EXERCISE DESCRIPTION | Give the data below again exactly as written, without its pictures.

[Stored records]
__________________________________________________

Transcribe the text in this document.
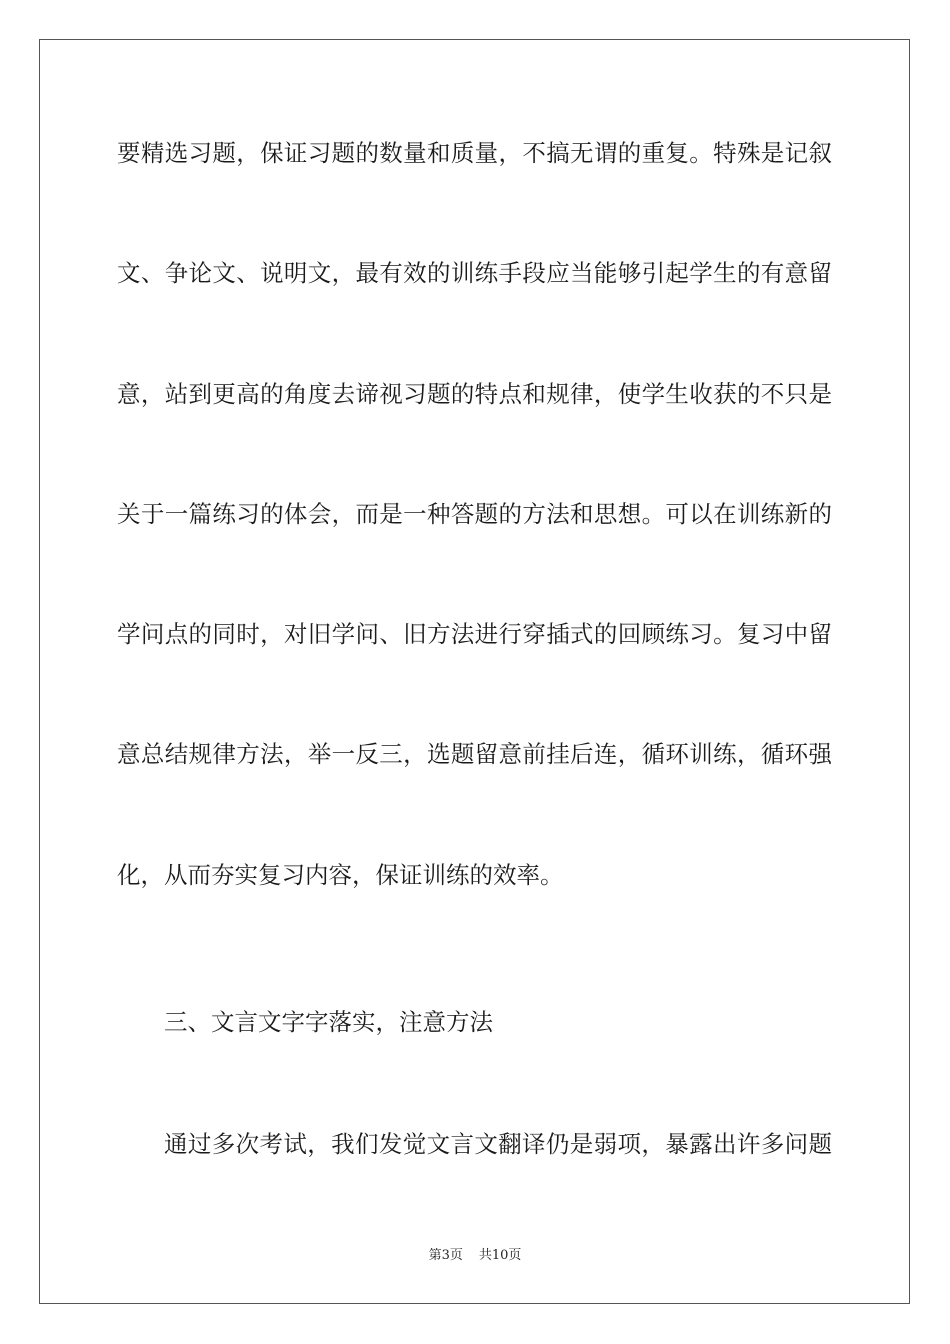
要精选习题，保证习题的数量和质量，不搞无谓的重复。特殊是记叙
文、争论文、说明文，最有效的训练手段应当能够引起学生的有意留
意，站到更高的角度去谛视习题的特点和规律，使学生收获的不只是
关于一篇练习的体会，而是一种答题的方法和思想。可以在训练新的
学问点的同时，对旧学问、旧方法进行穿插式的回顾练习。复习中留
意总结规律方法，举一反三，选题留意前挂后连，循环训练，循环强
化，从而夯实复习内容，保证训练的效率。
三、文言文字字落实，注意方法
通过多次考试，我们发觉文言文翻译仍是弱项，暴露出许多问题
第3页 共10页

__________________________________________________

FULL OUTPUT |
Transcribe the text in this document.
要精选习题，保证习题的数量和质量，不搞无谓的重复。特殊是记叙
文、争论文、说明文，最有效的训练手段应当能够引起学生的有意留
意，站到更高的角度去谛视习题的特点和规律，使学生收获的不只是
关于一篇练习的体会，而是一种答题的方法和思想。可以在训练新的
学问点的同时，对旧学问、旧方法进行穿插式的回顾练习。复习中留
意总结规律方法，举一反三，选题留意前挂后连，循环训练，循环强
化，从而夯实复习内容，保证训练的效率。
三、文言文字字落实，注意方法
通过多次考试，我们发觉文言文翻译仍是弱项，暴露出许多问题
第3页 共10页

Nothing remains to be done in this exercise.